Starting with the line that holds "Type out the text in this image.", copy out each remaining line of the listing below, up to and including the last one, and include nothing else.

◆ ◆ ◆

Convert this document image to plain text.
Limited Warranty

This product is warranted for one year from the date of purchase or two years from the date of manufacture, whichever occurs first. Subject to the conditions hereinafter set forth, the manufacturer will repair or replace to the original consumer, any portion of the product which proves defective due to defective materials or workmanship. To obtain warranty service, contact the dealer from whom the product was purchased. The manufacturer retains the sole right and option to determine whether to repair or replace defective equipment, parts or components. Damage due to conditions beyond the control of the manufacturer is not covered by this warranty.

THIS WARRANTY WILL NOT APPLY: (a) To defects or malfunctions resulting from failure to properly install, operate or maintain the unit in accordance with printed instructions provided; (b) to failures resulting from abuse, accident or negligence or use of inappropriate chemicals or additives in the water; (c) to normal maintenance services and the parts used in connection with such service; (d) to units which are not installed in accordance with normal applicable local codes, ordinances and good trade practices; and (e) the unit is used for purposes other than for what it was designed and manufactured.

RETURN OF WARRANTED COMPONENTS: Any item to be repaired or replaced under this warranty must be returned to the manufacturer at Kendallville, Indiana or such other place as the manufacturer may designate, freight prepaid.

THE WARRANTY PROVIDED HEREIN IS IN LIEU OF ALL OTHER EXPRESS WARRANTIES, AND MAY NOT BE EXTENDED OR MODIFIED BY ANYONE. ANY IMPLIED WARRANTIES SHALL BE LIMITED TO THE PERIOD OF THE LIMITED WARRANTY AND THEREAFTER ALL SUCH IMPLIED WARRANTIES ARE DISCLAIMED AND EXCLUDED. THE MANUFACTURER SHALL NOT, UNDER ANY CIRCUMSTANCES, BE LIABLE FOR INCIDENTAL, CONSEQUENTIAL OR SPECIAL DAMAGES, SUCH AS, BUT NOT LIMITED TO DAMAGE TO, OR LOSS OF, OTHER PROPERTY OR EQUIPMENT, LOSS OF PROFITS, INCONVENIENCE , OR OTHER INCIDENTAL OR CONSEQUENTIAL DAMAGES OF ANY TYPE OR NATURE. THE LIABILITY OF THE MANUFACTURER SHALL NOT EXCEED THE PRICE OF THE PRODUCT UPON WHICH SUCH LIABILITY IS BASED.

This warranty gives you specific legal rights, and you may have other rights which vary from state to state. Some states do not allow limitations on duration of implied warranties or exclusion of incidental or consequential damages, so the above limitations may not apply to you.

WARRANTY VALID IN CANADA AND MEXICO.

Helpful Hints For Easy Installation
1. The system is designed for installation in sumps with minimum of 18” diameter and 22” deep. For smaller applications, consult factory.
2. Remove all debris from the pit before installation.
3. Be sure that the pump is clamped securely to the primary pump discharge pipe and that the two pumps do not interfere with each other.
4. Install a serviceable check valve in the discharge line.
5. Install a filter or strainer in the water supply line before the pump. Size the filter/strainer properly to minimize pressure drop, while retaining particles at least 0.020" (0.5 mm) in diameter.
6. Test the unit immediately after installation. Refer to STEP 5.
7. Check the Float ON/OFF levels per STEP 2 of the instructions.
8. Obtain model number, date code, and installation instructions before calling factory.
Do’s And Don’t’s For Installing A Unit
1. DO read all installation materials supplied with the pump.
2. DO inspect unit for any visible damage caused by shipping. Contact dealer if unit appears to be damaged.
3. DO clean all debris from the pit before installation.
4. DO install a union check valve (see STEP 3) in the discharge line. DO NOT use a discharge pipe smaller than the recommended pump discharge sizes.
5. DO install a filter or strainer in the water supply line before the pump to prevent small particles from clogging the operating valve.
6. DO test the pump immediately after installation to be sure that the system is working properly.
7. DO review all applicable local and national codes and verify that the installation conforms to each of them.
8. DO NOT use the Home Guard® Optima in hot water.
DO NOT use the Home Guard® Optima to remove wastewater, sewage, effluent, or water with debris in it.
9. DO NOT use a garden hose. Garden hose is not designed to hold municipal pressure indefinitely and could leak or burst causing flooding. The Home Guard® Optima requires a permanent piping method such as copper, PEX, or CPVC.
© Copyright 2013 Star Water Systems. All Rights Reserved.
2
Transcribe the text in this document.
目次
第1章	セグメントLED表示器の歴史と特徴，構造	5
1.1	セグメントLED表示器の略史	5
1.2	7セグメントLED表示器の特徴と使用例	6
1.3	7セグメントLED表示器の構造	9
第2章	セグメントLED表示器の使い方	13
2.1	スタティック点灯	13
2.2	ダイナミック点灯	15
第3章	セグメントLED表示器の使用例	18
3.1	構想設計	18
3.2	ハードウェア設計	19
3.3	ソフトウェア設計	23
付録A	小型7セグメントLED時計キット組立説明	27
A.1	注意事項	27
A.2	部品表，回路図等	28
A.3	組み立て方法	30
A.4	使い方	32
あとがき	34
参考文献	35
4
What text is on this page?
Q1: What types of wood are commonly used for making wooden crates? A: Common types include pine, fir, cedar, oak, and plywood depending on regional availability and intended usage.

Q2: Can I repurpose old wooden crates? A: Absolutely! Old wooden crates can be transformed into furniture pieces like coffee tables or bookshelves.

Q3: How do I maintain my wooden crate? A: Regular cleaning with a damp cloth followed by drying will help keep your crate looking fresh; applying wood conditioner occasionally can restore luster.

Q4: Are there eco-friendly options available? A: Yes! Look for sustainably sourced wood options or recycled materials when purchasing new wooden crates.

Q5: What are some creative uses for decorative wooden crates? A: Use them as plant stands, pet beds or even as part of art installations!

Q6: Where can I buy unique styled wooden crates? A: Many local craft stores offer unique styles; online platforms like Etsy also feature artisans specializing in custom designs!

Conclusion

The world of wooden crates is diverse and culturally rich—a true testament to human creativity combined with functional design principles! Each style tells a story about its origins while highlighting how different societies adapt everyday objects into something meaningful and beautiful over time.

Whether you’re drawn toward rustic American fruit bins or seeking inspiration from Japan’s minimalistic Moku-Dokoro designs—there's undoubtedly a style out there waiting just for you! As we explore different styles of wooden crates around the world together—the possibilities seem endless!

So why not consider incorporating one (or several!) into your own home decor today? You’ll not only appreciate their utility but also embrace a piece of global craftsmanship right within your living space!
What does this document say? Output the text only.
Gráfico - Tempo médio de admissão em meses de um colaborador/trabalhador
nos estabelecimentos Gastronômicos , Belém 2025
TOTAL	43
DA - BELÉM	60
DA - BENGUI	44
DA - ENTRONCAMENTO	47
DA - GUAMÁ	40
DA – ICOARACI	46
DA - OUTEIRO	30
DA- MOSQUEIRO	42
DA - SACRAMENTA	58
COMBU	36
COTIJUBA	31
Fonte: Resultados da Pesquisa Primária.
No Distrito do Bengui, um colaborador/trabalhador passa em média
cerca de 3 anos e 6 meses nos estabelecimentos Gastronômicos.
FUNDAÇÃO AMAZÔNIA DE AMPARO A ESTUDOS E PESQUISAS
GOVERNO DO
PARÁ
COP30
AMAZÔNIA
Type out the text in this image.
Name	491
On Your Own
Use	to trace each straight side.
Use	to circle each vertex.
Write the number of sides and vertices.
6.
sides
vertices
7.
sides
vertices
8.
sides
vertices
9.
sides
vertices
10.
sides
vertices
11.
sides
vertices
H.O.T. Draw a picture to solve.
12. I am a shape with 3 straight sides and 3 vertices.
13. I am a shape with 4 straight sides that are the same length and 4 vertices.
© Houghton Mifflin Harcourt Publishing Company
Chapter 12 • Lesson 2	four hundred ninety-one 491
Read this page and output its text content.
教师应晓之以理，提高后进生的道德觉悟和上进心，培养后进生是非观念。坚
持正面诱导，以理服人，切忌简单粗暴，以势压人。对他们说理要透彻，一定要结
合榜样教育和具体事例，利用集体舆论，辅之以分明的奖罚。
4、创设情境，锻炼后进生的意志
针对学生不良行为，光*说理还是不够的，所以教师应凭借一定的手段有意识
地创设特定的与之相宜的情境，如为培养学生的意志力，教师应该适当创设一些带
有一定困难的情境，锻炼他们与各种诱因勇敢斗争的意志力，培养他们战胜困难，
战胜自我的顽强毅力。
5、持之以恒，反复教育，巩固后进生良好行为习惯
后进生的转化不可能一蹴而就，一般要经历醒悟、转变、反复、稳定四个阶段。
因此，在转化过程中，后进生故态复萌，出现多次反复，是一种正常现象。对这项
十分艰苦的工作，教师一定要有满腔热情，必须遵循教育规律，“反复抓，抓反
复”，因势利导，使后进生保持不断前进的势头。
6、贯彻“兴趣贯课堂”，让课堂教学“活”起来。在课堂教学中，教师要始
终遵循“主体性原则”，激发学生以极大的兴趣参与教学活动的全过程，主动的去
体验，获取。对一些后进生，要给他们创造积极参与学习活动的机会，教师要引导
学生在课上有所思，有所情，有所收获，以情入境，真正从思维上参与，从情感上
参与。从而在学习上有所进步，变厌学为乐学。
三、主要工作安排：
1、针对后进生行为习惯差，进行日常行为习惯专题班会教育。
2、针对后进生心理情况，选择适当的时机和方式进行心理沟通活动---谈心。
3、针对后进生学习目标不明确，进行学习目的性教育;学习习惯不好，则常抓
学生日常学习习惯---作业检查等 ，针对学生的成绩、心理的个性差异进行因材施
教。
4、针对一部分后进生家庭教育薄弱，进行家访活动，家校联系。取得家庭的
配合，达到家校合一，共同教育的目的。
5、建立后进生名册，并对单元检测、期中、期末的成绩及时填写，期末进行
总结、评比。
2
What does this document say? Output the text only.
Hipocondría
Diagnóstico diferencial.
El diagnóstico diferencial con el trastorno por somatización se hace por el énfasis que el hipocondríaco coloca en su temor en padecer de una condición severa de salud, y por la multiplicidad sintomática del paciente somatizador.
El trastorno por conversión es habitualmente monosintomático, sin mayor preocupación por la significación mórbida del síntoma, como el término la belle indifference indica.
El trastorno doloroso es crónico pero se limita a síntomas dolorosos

◆ ◆ ◆

_Correct result_.
Type out the text in this image.
Name	491
On Your Own
Use	to trace each straight side.
Use	to circle each vertex.
Write the number of sides and vertices.
6.
sides
vertices
7.
sides
vertices
8.
sides
vertices
9.
sides
vertices
10.
sides
vertices
11.
sides
vertices
H.O.T. Draw a picture to solve.
12. I am a shape with 3 straight sides and 3 vertices.
13. I am a shape with 4 straight sides that are the same length and 4 vertices.
© Houghton Mifflin Harcourt Publishing Company
Chapter 12 • Lesson 2	four hundred ninety-one 491
Read this page and output its text content.
教师应晓之以理，提高后进生的道德觉悟和上进心，培养后进生是非观念。坚
持正面诱导，以理服人，切忌简单粗暴，以势压人。对他们说理要透彻，一定要结
合榜样教育和具体事例，利用集体舆论，辅之以分明的奖罚。
4、创设情境，锻炼后进生的意志
针对学生不良行为，光*说理还是不够的，所以教师应凭借一定的手段有意识
地创设特定的与之相宜的情境，如为培养学生的意志力，教师应该适当创设一些带
有一定困难的情境，锻炼他们与各种诱因勇敢斗争的意志力，培养他们战胜困难，
战胜自我的顽强毅力。
5、持之以恒，反复教育，巩固后进生良好行为习惯
后进生的转化不可能一蹴而就，一般要经历醒悟、转变、反复、稳定四个阶段。
因此，在转化过程中，后进生故态复萌，出现多次反复，是一种正常现象。对这项
十分艰苦的工作，教师一定要有满腔热情，必须遵循教育规律，“反复抓，抓反
复”，因势利导，使后进生保持不断前进的势头。
6、贯彻“兴趣贯课堂”，让课堂教学“活”起来。在课堂教学中，教师要始
终遵循“主体性原则”，激发学生以极大的兴趣参与教学活动的全过程，主动的去
体验，获取。对一些后进生，要给他们创造积极参与学习活动的机会，教师要引导
学生在课上有所思，有所情，有所收获，以情入境，真正从思维上参与，从情感上
参与。从而在学习上有所进步，变厌学为乐学。
三、主要工作安排：
1、针对后进生行为习惯差，进行日常行为习惯专题班会教育。
2、针对后进生心理情况，选择适当的时机和方式进行心理沟通活动---谈心。
3、针对后进生学习目标不明确，进行学习目的性教育;学习习惯不好，则常抓
学生日常学习习惯---作业检查等 ，针对学生的成绩、心理的个性差异进行因材施
教。
4、针对一部分后进生家庭教育薄弱，进行家访活动，家校联系。取得家庭的
配合，达到家校合一，共同教育的目的。
5、建立后进生名册，并对单元检测、期中、期末的成绩及时填写，期末进行
总结、评比。
2
What does this document say? Output the text only.
Hipocondría
Diagnóstico diferencial.
El diagnóstico diferencial con el trastorno por somatización se hace por el énfasis que el hipocondríaco coloca en su temor en padecer de una condición severa de salud, y por la multiplicidad sintomática del paciente somatizador.
El trastorno por conversión es habitualmente monosintomático, sin mayor preocupación por la significación mórbida del síntoma, como el término la belle indifference indica.
El trastorno doloroso es crónico pero se limita a síntomas dolorosos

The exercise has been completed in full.